__GIVEN PROBLEM__. Pictures aside, quote the whole listing exactly.

__RECORDS PROVIDED__.
--- --- ---

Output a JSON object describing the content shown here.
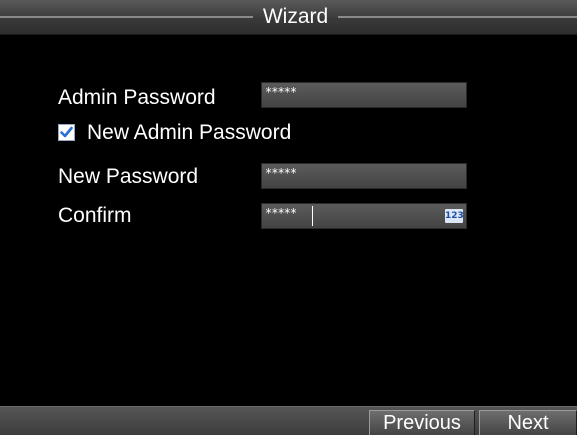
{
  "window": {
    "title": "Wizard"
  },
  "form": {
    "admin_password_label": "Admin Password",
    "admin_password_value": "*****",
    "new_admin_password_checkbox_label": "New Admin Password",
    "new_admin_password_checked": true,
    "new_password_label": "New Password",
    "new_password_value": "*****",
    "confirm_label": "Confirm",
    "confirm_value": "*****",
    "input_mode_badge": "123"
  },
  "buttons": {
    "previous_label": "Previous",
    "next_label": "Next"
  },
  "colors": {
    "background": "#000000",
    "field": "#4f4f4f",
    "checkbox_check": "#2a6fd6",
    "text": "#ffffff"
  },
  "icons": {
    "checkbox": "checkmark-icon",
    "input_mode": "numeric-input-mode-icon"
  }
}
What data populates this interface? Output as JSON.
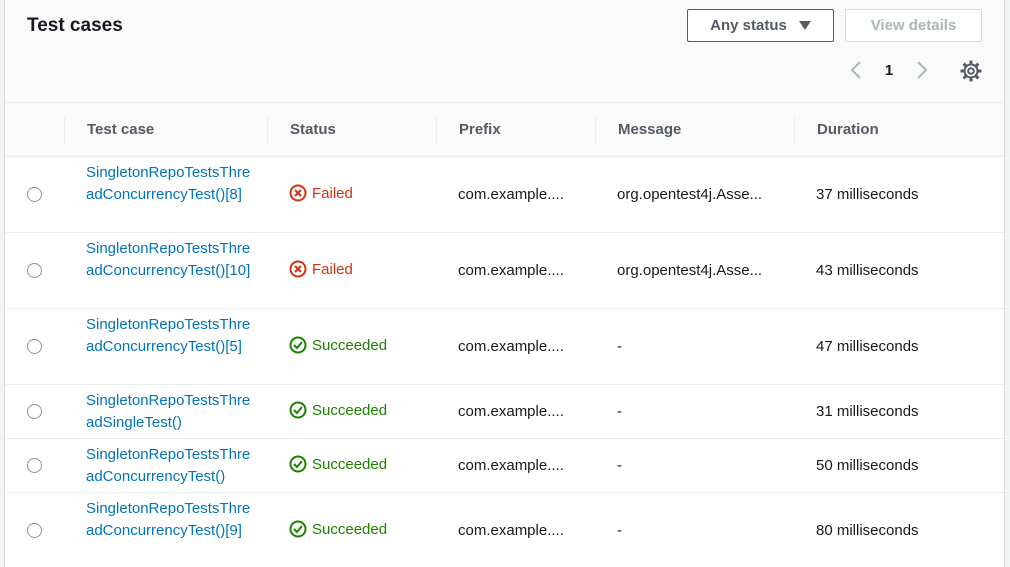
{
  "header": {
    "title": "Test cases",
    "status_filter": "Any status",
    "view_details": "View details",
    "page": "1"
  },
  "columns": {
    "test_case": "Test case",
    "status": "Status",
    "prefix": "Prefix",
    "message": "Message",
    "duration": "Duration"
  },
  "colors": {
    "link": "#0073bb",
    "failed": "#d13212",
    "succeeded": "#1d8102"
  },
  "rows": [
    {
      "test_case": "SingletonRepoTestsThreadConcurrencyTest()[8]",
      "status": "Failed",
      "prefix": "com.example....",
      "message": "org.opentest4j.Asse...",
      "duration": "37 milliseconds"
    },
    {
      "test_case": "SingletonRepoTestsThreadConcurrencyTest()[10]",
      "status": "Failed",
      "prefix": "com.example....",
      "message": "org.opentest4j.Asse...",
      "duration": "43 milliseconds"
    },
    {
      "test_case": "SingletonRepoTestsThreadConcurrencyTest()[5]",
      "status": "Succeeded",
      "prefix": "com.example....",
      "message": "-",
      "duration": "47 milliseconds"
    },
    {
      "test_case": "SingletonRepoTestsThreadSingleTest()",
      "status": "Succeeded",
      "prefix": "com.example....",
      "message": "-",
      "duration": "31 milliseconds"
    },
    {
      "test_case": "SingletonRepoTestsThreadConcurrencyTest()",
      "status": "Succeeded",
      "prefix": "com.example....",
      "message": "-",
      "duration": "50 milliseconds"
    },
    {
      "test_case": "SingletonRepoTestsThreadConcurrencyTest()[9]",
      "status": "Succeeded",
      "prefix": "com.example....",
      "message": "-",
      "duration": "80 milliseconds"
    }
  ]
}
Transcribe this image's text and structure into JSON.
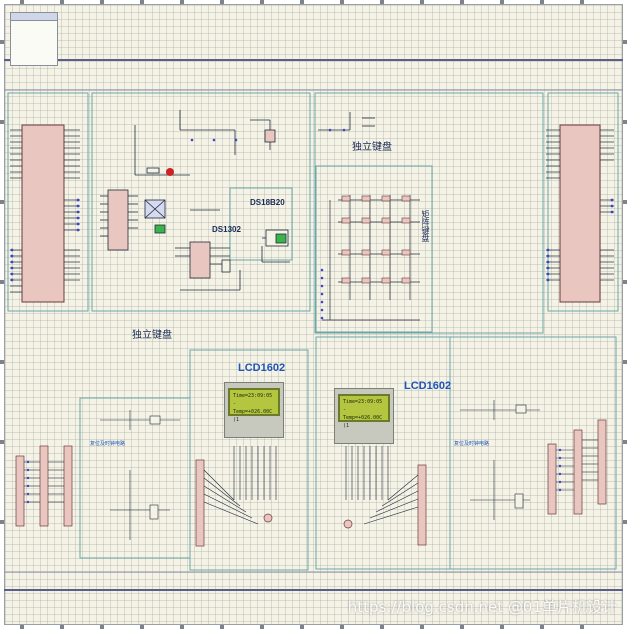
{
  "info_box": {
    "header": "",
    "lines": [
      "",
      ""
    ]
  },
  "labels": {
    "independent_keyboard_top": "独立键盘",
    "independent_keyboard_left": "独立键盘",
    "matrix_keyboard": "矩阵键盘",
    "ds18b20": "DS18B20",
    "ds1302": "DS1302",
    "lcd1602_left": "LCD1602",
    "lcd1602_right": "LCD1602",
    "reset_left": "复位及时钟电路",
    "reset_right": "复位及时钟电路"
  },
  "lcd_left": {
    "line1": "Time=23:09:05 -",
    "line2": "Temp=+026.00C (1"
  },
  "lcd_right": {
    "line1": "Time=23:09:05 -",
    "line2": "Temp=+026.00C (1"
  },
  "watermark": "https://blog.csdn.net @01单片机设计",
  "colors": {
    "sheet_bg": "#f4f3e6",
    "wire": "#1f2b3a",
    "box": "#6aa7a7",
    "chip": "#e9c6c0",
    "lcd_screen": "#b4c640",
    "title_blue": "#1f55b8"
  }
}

--- --- ---

__SOLUTION FOR THIS TASK__.
Output a JSON object describing the content shown here.
{
  "window": {
    "title": "Wizard"
  },
  "form": {
    "admin_password_label": "Admin Password",
    "admin_password_value": "*****",
    "new_admin_password_checkbox_label": "New Admin Password",
    "new_admin_password_checked": true,
    "new_password_label": "New Password",
    "new_password_value": "*****",
    "confirm_label": "Confirm",
    "confirm_value": "*****",
    "input_mode_badge": "123"
  },
  "buttons": {
    "previous_label": "Previous",
    "next_label": "Next"
  },
  "colors": {
    "background": "#000000",
    "field": "#4f4f4f",
    "checkbox_check": "#2a6fd6",
    "text": "#ffffff"
  },
  "icons": {
    "checkbox": "checkmark-icon",
    "input_mode": "numeric-input-mode-icon"
  }
}
What data populates this interface? Output as JSON.
{
  "header": {
    "title": "Test cases",
    "status_filter": "Any status",
    "view_details": "View details",
    "page": "1"
  },
  "columns": {
    "test_case": "Test case",
    "status": "Status",
    "prefix": "Prefix",
    "message": "Message",
    "duration": "Duration"
  },
  "colors": {
    "link": "#0073bb",
    "failed": "#d13212",
    "succeeded": "#1d8102"
  },
  "rows": [
    {
      "test_case": "SingletonRepoTestsThreadConcurrencyTest()[8]",
      "status": "Failed",
      "prefix": "com.example....",
      "message": "org.opentest4j.Asse...",
      "duration": "37 milliseconds"
    },
    {
      "test_case": "SingletonRepoTestsThreadConcurrencyTest()[10]",
      "status": "Failed",
      "prefix": "com.example....",
      "message": "org.opentest4j.Asse...",
      "duration": "43 milliseconds"
    },
    {
      "test_case": "SingletonRepoTestsThreadConcurrencyTest()[5]",
      "status": "Succeeded",
      "prefix": "com.example....",
      "message": "-",
      "duration": "47 milliseconds"
    },
    {
      "test_case": "SingletonRepoTestsThreadSingleTest()",
      "status": "Succeeded",
      "prefix": "com.example....",
      "message": "-",
      "duration": "31 milliseconds"
    },
    {
      "test_case": "SingletonRepoTestsThreadConcurrencyTest()",
      "status": "Succeeded",
      "prefix": "com.example....",
      "message": "-",
      "duration": "50 milliseconds"
    },
    {
      "test_case": "SingletonRepoTestsThreadConcurrencyTest()[9]",
      "status": "Succeeded",
      "prefix": "com.example....",
      "message": "-",
      "duration": "80 milliseconds"
    }
  ]
}
Transcribe this image's text and structure into JSON.
{
  "info_box": {
    "header": "",
    "lines": [
      "",
      ""
    ]
  },
  "labels": {
    "independent_keyboard_top": "独立键盘",
    "independent_keyboard_left": "独立键盘",
    "matrix_keyboard": "矩阵键盘",
    "ds18b20": "DS18B20",
    "ds1302": "DS1302",
    "lcd1602_left": "LCD1602",
    "lcd1602_right": "LCD1602",
    "reset_left": "复位及时钟电路",
    "reset_right": "复位及时钟电路"
  },
  "lcd_left": {
    "line1": "Time=23:09:05 -",
    "line2": "Temp=+026.00C (1"
  },
  "lcd_right": {
    "line1": "Time=23:09:05 -",
    "line2": "Temp=+026.00C (1"
  },
  "watermark": "https://blog.csdn.net @01单片机设计",
  "colors": {
    "sheet_bg": "#f4f3e6",
    "wire": "#1f2b3a",
    "box": "#6aa7a7",
    "chip": "#e9c6c0",
    "lcd_screen": "#b4c640",
    "title_blue": "#1f55b8"
  }
}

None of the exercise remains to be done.